PROVIDED ENTRIES:

[Start]

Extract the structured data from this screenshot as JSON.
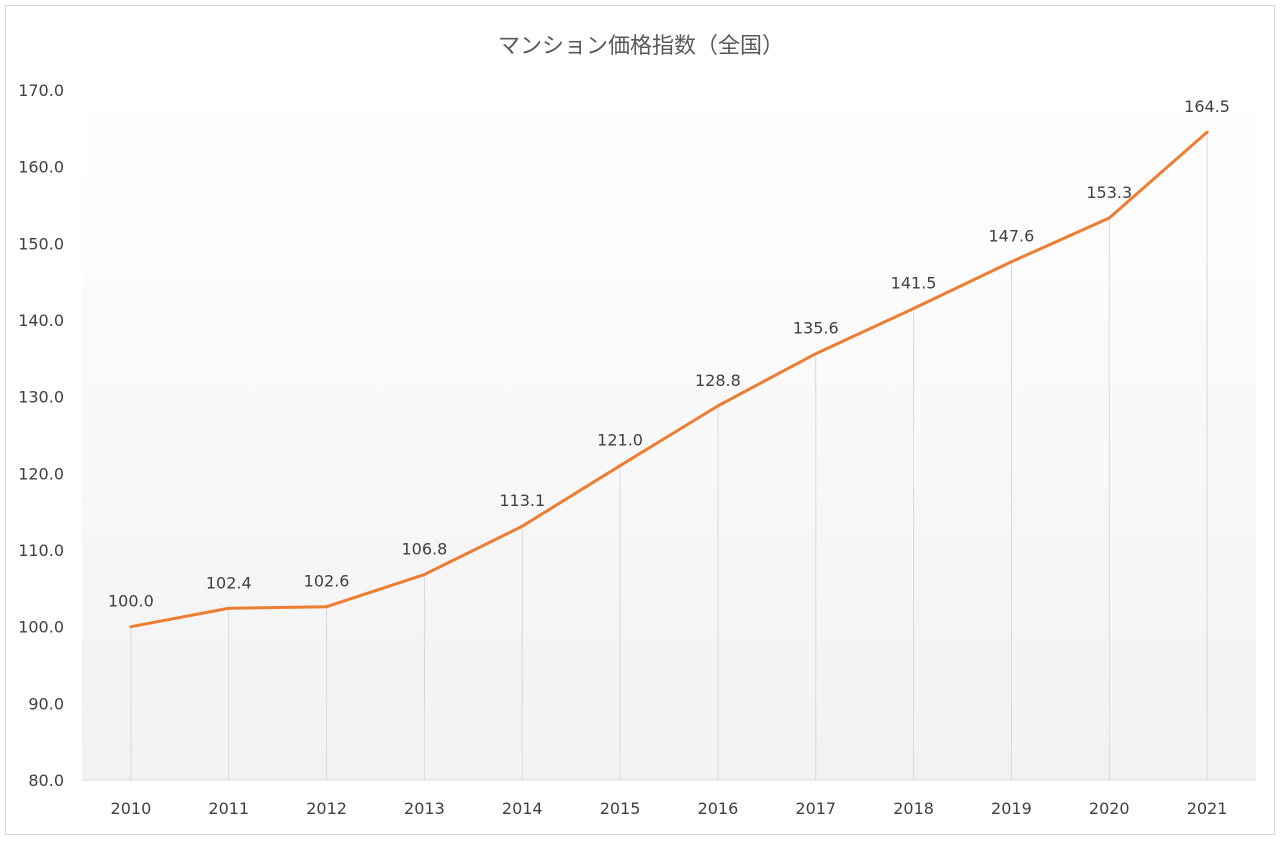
{
  "chart_data": {
    "type": "line",
    "title": "マンション価格指数（全国）",
    "categories": [
      "2010",
      "2011",
      "2012",
      "2013",
      "2014",
      "2015",
      "2016",
      "2017",
      "2018",
      "2019",
      "2020",
      "2021"
    ],
    "series": [
      {
        "values": [
          100.0,
          102.4,
          102.6,
          106.8,
          113.1,
          121.0,
          128.8,
          135.6,
          141.5,
          147.6,
          153.3,
          164.5
        ],
        "labels": [
          "100.0",
          "102.4",
          "102.6",
          "106.8",
          "113.1",
          "121.0",
          "128.8",
          "135.6",
          "141.5",
          "147.6",
          "153.3",
          "164.5"
        ],
        "color": "#ed7d31"
      }
    ],
    "ylim": [
      80,
      170
    ],
    "yticks": [
      "80.0",
      "90.0",
      "100.0",
      "110.0",
      "120.0",
      "130.0",
      "140.0",
      "150.0",
      "160.0",
      "170.0"
    ],
    "xlabel": "",
    "ylabel": "",
    "grid": false,
    "drop_lines": true,
    "data_labels": true
  }
}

[End]

WHAT YOU SHOULD DO: Write the entries above out in full, exactly, with no images.

WORKED ANSWER:
Extract the structured data from this screenshot as JSON.
{
  "chart_data": {
    "type": "line",
    "title": "マンション価格指数（全国）",
    "categories": [
      "2010",
      "2011",
      "2012",
      "2013",
      "2014",
      "2015",
      "2016",
      "2017",
      "2018",
      "2019",
      "2020",
      "2021"
    ],
    "series": [
      {
        "values": [
          100.0,
          102.4,
          102.6,
          106.8,
          113.1,
          121.0,
          128.8,
          135.6,
          141.5,
          147.6,
          153.3,
          164.5
        ],
        "labels": [
          "100.0",
          "102.4",
          "102.6",
          "106.8",
          "113.1",
          "121.0",
          "128.8",
          "135.6",
          "141.5",
          "147.6",
          "153.3",
          "164.5"
        ],
        "color": "#ed7d31"
      }
    ],
    "ylim": [
      80,
      170
    ],
    "yticks": [
      "80.0",
      "90.0",
      "100.0",
      "110.0",
      "120.0",
      "130.0",
      "140.0",
      "150.0",
      "160.0",
      "170.0"
    ],
    "xlabel": "",
    "ylabel": "",
    "grid": false,
    "drop_lines": true,
    "data_labels": true
  }
}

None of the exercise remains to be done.